Task prompt. Repeat exactly the lines from the line containing "Extract the structured" to the last line of the listing, including both.

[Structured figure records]
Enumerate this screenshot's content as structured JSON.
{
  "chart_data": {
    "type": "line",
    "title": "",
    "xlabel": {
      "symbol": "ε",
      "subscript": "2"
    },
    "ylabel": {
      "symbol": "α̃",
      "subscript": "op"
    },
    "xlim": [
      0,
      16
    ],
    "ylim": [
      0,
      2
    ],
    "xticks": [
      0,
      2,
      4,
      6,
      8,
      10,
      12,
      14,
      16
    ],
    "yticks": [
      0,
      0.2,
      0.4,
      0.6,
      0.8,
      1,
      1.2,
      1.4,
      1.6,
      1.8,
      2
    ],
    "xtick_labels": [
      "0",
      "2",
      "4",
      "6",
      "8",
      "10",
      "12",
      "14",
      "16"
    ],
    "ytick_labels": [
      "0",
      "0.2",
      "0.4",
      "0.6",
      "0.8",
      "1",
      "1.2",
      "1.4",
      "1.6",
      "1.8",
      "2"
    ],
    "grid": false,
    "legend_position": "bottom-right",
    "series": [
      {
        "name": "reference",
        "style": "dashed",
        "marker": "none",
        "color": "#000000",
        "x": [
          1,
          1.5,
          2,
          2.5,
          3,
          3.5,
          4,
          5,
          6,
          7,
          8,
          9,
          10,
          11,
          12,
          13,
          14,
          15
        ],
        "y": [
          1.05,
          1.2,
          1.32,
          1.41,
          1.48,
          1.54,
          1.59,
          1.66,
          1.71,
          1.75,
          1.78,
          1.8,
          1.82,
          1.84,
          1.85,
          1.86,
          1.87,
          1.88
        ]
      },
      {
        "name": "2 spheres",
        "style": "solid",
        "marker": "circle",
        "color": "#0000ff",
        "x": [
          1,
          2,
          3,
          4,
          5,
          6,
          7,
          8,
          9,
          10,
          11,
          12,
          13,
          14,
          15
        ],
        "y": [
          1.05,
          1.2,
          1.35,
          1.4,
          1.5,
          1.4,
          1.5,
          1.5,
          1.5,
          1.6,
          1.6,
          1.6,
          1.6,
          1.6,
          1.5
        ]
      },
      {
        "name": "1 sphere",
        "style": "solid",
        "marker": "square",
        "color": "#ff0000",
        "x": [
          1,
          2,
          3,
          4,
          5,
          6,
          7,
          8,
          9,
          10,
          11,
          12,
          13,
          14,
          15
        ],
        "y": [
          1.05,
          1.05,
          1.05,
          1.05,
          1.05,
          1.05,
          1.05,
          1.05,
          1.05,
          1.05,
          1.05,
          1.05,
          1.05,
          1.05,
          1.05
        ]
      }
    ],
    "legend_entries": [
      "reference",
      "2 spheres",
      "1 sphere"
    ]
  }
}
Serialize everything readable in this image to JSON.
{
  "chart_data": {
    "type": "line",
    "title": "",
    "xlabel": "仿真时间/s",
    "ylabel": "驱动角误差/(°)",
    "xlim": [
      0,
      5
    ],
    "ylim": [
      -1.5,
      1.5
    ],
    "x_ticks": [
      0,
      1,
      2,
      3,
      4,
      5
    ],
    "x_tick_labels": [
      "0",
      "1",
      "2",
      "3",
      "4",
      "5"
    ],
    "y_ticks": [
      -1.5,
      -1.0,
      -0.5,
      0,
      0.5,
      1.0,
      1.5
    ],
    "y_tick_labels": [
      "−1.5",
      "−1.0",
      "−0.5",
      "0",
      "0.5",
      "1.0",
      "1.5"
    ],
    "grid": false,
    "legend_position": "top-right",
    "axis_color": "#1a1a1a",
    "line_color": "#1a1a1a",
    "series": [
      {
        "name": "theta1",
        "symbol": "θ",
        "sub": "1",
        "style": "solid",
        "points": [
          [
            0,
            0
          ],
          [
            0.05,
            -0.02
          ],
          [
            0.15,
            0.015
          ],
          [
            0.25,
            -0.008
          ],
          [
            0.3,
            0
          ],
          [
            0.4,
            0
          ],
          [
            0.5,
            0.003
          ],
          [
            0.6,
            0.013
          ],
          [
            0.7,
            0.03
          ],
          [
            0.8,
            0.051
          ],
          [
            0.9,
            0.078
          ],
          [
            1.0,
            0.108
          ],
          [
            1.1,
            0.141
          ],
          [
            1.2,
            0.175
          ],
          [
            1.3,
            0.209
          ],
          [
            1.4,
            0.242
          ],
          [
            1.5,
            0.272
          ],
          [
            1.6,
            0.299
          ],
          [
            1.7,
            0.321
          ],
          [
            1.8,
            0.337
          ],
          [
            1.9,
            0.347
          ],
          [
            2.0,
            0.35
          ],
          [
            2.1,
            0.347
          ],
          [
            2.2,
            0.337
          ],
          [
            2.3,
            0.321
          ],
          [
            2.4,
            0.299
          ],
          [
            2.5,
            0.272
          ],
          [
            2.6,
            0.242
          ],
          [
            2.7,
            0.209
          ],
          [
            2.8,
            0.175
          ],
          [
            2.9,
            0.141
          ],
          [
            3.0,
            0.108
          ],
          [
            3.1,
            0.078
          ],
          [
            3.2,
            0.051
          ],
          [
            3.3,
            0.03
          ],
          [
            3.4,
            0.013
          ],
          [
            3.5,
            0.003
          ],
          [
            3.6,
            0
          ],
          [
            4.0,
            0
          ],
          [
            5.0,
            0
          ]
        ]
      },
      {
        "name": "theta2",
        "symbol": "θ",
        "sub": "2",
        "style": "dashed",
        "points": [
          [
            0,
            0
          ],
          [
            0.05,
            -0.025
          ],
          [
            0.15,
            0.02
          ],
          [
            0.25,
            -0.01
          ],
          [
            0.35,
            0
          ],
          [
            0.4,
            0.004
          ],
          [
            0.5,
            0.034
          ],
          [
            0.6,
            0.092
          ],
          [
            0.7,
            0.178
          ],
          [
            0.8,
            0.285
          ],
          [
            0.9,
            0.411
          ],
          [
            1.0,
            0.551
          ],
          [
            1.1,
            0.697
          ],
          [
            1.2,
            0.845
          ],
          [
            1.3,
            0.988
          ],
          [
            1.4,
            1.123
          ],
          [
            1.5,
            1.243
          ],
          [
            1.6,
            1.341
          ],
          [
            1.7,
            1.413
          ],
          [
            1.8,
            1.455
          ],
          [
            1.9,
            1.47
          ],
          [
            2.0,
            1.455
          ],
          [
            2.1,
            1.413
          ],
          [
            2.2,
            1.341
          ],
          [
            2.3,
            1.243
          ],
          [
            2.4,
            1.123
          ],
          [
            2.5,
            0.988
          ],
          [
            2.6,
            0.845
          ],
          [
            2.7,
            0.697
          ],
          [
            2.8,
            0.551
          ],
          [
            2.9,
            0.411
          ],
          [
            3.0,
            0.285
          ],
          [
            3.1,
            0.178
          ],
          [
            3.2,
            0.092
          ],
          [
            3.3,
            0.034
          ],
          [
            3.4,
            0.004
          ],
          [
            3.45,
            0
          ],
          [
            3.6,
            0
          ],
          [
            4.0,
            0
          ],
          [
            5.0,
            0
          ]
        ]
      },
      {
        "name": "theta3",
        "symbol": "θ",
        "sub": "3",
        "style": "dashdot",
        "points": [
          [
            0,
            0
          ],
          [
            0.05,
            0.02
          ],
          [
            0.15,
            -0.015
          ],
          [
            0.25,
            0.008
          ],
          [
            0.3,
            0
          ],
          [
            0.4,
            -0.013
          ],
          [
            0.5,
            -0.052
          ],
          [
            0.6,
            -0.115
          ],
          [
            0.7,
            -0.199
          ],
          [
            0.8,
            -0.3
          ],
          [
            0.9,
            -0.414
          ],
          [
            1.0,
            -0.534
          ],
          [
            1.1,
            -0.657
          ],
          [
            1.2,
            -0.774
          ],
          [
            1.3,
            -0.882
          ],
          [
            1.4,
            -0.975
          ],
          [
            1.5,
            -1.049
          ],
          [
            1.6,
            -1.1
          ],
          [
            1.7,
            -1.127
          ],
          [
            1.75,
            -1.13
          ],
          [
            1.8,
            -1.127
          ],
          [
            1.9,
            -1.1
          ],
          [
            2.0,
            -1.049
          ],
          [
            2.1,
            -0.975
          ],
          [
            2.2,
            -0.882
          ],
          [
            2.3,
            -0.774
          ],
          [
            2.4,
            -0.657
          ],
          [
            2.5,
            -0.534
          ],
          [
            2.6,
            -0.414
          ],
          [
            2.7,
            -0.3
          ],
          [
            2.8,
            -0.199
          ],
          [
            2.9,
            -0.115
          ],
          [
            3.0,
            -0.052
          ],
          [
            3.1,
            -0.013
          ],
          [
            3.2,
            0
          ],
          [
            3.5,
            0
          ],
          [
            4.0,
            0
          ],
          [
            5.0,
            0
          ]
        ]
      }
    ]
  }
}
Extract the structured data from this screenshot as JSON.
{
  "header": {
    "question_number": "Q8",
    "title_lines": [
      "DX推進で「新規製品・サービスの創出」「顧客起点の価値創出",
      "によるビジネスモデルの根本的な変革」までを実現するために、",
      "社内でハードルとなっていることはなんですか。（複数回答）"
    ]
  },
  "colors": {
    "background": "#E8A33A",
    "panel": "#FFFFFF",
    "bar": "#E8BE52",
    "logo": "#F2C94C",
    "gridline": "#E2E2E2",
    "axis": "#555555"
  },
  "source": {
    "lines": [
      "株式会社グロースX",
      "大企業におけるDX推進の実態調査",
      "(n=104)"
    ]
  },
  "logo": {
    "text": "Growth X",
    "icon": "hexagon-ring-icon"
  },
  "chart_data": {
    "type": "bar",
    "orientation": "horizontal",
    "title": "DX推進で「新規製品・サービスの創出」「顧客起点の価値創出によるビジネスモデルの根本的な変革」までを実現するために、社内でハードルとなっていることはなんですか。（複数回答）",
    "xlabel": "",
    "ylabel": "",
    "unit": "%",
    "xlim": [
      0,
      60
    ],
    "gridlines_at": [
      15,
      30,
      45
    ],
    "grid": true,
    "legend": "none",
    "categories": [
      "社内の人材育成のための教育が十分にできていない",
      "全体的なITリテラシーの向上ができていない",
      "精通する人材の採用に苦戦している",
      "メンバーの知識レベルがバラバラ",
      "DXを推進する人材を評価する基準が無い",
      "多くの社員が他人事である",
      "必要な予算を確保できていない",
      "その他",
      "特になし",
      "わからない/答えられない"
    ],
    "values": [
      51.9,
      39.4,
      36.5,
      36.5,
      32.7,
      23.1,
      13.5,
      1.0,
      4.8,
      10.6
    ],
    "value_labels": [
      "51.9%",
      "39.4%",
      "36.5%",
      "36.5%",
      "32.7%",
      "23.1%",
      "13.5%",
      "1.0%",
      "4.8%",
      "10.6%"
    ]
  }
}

Solution.
Extract the structured data from this screenshot as JSON.
{
  "header": {
    "question_number": "Q8",
    "title_lines": [
      "DX推進で「新規製品・サービスの創出」「顧客起点の価値創出",
      "によるビジネスモデルの根本的な変革」までを実現するために、",
      "社内でハードルとなっていることはなんですか。（複数回答）"
    ]
  },
  "colors": {
    "background": "#E8A33A",
    "panel": "#FFFFFF",
    "bar": "#E8BE52",
    "logo": "#F2C94C",
    "gridline": "#E2E2E2",
    "axis": "#555555"
  },
  "source": {
    "lines": [
      "株式会社グロースX",
      "大企業におけるDX推進の実態調査",
      "(n=104)"
    ]
  },
  "logo": {
    "text": "Growth X",
    "icon": "hexagon-ring-icon"
  },
  "chart_data": {
    "type": "bar",
    "orientation": "horizontal",
    "title": "DX推進で「新規製品・サービスの創出」「顧客起点の価値創出によるビジネスモデルの根本的な変革」までを実現するために、社内でハードルとなっていることはなんですか。（複数回答）",
    "xlabel": "",
    "ylabel": "",
    "unit": "%",
    "xlim": [
      0,
      60
    ],
    "gridlines_at": [
      15,
      30,
      45
    ],
    "grid": true,
    "legend": "none",
    "categories": [
      "社内の人材育成のための教育が十分にできていない",
      "全体的なITリテラシーの向上ができていない",
      "精通する人材の採用に苦戦している",
      "メンバーの知識レベルがバラバラ",
      "DXを推進する人材を評価する基準が無い",
      "多くの社員が他人事である",
      "必要な予算を確保できていない",
      "その他",
      "特になし",
      "わからない/答えられない"
    ],
    "values": [
      51.9,
      39.4,
      36.5,
      36.5,
      32.7,
      23.1,
      13.5,
      1.0,
      4.8,
      10.6
    ],
    "value_labels": [
      "51.9%",
      "39.4%",
      "36.5%",
      "36.5%",
      "32.7%",
      "23.1%",
      "13.5%",
      "1.0%",
      "4.8%",
      "10.6%"
    ]
  }
}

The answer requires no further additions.